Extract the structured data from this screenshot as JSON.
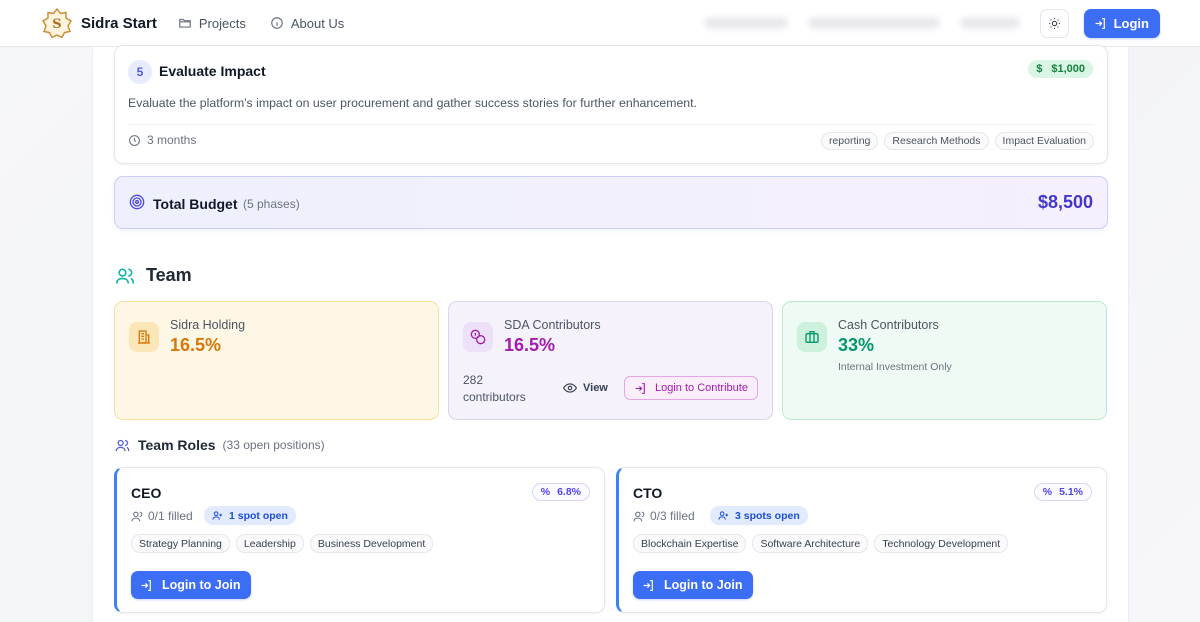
{
  "navbar": {
    "brand": "Sidra Start",
    "links": [
      {
        "label": "Projects",
        "icon": "folder-icon"
      },
      {
        "label": "About Us",
        "icon": "info-icon"
      }
    ],
    "theme_icon": "sun-icon",
    "login_label": "Login"
  },
  "phase": {
    "number": "5",
    "title": "Evaluate Impact",
    "amount": "$1,000",
    "amount_symbol": "$",
    "description": "Evaluate the platform's impact on user procurement and gather success stories for further enhancement.",
    "duration": "3 months",
    "tags": [
      "reporting",
      "Research Methods",
      "Impact Evaluation"
    ]
  },
  "budget": {
    "title": "Total Budget",
    "subtitle": "(5 phases)",
    "value": "$8,500"
  },
  "team": {
    "heading": "Team",
    "equity": [
      {
        "name": "Sidra Holding",
        "percent": "16.5%",
        "color": "#d97706"
      },
      {
        "name": "SDA Contributors",
        "percent": "16.5%",
        "color": "#a21caf",
        "contributors": "282 contributors",
        "view_label": "View",
        "contribute_label": "Login to Contribute"
      },
      {
        "name": "Cash Contributors",
        "percent": "33%",
        "color": "#059669",
        "note": "Internal Investment Only"
      }
    ]
  },
  "roles": {
    "heading": "Team Roles",
    "subheading": "(33 open positions)",
    "items": [
      {
        "title": "CEO",
        "percent": "6.8%",
        "filled": "0/1 filled",
        "spots": "1 spot open",
        "skills": [
          "Strategy Planning",
          "Leadership",
          "Business Development"
        ],
        "join_label": "Login to Join"
      },
      {
        "title": "CTO",
        "percent": "5.1%",
        "filled": "0/3 filled",
        "spots": "3 spots open",
        "skills": [
          "Blockchain Expertise",
          "Software Architecture",
          "Technology Development"
        ],
        "join_label": "Login to Join"
      }
    ]
  },
  "colors": {
    "primary": "#3b6ef5",
    "budget": "#4338ca",
    "success": "#15803d"
  }
}
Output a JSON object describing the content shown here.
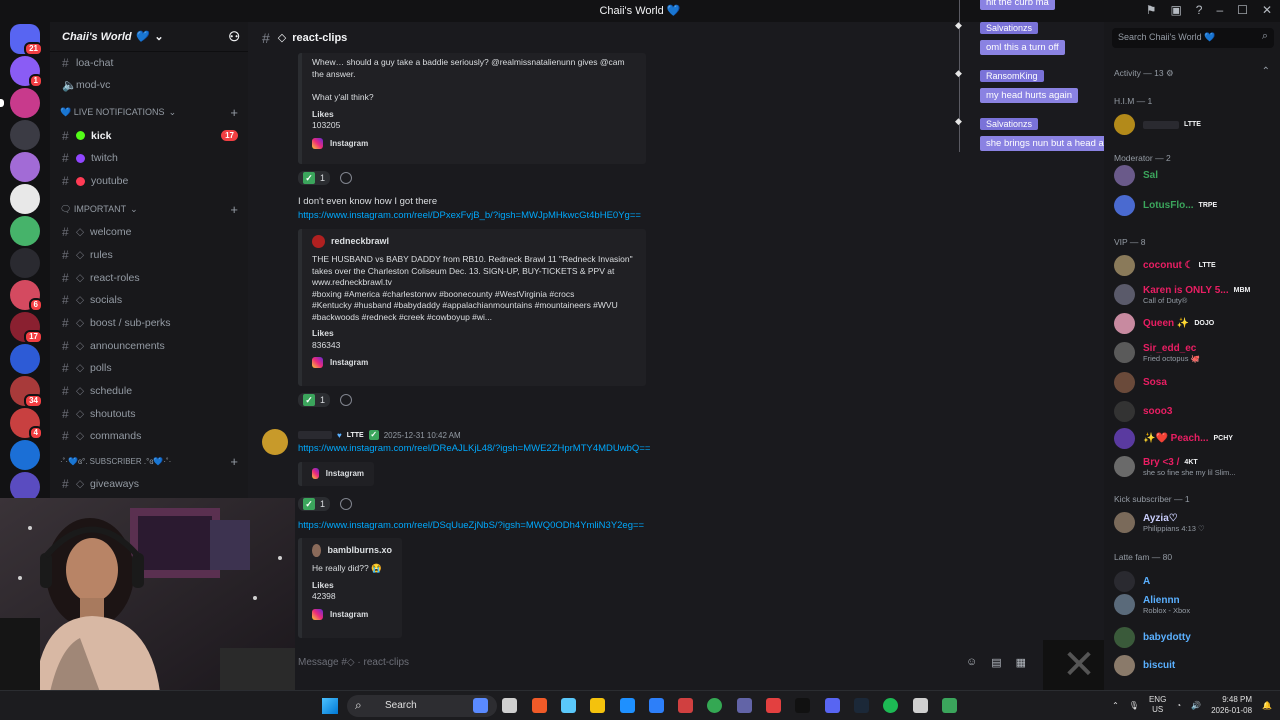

*****

» **What the task asks**: Check each line of the entries for the string "success". Copy the lines that have it.

» **Correct answer**:
    "description": "Evaluate the platform's impact on user procurement and gather success stories for further enhancement.",
    "success": "#15803d"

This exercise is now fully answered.